All material below is to be reproduced exactly.

**Material supplied**
+--

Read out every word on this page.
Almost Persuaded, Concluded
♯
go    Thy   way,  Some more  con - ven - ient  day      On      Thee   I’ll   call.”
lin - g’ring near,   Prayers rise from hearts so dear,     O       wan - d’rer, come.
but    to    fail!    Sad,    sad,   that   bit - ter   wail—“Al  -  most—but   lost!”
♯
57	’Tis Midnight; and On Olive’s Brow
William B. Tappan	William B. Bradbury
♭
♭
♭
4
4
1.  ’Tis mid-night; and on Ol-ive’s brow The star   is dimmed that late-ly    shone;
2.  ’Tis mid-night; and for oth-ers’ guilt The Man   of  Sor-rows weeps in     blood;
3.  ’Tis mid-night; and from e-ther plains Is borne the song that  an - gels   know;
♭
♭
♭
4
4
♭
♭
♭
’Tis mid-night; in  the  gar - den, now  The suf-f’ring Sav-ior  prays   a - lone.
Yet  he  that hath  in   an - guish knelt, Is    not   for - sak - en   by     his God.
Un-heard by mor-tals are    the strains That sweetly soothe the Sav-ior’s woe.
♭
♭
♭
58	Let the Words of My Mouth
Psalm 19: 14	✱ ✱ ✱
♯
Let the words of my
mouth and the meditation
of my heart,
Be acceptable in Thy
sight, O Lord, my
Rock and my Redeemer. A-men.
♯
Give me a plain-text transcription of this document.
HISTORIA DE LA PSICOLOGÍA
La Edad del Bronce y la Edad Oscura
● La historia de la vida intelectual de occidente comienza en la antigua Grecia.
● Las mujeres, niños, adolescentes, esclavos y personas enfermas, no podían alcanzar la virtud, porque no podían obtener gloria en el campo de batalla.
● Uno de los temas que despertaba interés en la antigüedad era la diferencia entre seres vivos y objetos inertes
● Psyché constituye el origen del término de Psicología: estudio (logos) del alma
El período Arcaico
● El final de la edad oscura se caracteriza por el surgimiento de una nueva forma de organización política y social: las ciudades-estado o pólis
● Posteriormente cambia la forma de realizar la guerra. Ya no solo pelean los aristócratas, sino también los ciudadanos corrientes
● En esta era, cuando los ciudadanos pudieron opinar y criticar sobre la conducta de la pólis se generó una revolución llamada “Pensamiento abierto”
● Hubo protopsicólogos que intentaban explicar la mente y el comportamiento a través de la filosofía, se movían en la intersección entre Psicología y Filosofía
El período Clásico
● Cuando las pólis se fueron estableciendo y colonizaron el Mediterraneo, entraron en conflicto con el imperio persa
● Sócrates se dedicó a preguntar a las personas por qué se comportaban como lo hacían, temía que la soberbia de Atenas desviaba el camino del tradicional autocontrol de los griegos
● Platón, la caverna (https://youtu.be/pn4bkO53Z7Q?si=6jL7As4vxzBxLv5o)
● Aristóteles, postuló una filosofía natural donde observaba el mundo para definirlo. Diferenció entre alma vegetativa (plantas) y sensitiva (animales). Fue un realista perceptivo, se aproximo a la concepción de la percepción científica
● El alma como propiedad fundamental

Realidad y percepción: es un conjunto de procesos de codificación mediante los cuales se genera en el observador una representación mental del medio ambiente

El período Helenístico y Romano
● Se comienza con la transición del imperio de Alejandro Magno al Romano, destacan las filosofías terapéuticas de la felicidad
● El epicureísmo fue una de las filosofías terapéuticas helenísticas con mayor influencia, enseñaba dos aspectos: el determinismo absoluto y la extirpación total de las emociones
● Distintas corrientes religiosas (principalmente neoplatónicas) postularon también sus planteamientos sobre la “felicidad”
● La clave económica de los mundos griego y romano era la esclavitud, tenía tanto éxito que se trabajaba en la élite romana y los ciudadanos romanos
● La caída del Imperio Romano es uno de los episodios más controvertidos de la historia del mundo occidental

+--

**Task answer**
Read out every word on this page.
Almost Persuaded, Concluded
♯
go    Thy   way,  Some more  con - ven - ient  day      On      Thee   I’ll   call.”
lin - g’ring near,   Prayers rise from hearts so dear,     O       wan - d’rer, come.
but    to    fail!    Sad,    sad,   that   bit - ter   wail—“Al  -  most—but   lost!”
♯
57	’Tis Midnight; and On Olive’s Brow
William B. Tappan	William B. Bradbury
♭
♭
♭
4
4
1.  ’Tis mid-night; and on Ol-ive’s brow The star   is dimmed that late-ly    shone;
2.  ’Tis mid-night; and for oth-ers’ guilt The Man   of  Sor-rows weeps in     blood;
3.  ’Tis mid-night; and from e-ther plains Is borne the song that  an - gels   know;
♭
♭
♭
4
4
♭
♭
♭
’Tis mid-night; in  the  gar - den, now  The suf-f’ring Sav-ior  prays   a - lone.
Yet  he  that hath  in   an - guish knelt, Is    not   for - sak - en   by     his God.
Un-heard by mor-tals are    the strains That sweetly soothe the Sav-ior’s woe.
♭
♭
♭
58	Let the Words of My Mouth
Psalm 19: 14	✱ ✱ ✱
♯
Let the words of my
mouth and the meditation
of my heart,
Be acceptable in Thy
sight, O Lord, my
Rock and my Redeemer. A-men.
♯
Give me a plain-text transcription of this document.
HISTORIA DE LA PSICOLOGÍA
La Edad del Bronce y la Edad Oscura
● La historia de la vida intelectual de occidente comienza en la antigua Grecia.
● Las mujeres, niños, adolescentes, esclavos y personas enfermas, no podían alcanzar la virtud, porque no podían obtener gloria en el campo de batalla.
● Uno de los temas que despertaba interés en la antigüedad era la diferencia entre seres vivos y objetos inertes
● Psyché constituye el origen del término de Psicología: estudio (logos) del alma
El período Arcaico
● El final de la edad oscura se caracteriza por el surgimiento de una nueva forma de organización política y social: las ciudades-estado o pólis
● Posteriormente cambia la forma de realizar la guerra. Ya no solo pelean los aristócratas, sino también los ciudadanos corrientes
● En esta era, cuando los ciudadanos pudieron opinar y criticar sobre la conducta de la pólis se generó una revolución llamada “Pensamiento abierto”
● Hubo protopsicólogos que intentaban explicar la mente y el comportamiento a través de la filosofía, se movían en la intersección entre Psicología y Filosofía
El período Clásico
● Cuando las pólis se fueron estableciendo y colonizaron el Mediterraneo, entraron en conflicto con el imperio persa
● Sócrates se dedicó a preguntar a las personas por qué se comportaban como lo hacían, temía que la soberbia de Atenas desviaba el camino del tradicional autocontrol de los griegos
● Platón, la caverna (https://youtu.be/pn4bkO53Z7Q?si=6jL7As4vxzBxLv5o)
● Aristóteles, postuló una filosofía natural donde observaba el mundo para definirlo. Diferenció entre alma vegetativa (plantas) y sensitiva (animales). Fue un realista perceptivo, se aproximo a la concepción de la percepción científica
● El alma como propiedad fundamental

Realidad y percepción: es un conjunto de procesos de codificación mediante los cuales se genera en el observador una representación mental del medio ambiente

El período Helenístico y Romano
● Se comienza con la transición del imperio de Alejandro Magno al Romano, destacan las filosofías terapéuticas de la felicidad
● El epicureísmo fue una de las filosofías terapéuticas helenísticas con mayor influencia, enseñaba dos aspectos: el determinismo absoluto y la extirpación total de las emociones
● Distintas corrientes religiosas (principalmente neoplatónicas) postularon también sus planteamientos sobre la “felicidad”
● La clave económica de los mundos griego y romano era la esclavitud, tenía tanto éxito que se trabajaba en la élite romana y los ciudadanos romanos
● La caída del Imperio Romano es uno de los episodios más controvertidos de la historia del mundo occidental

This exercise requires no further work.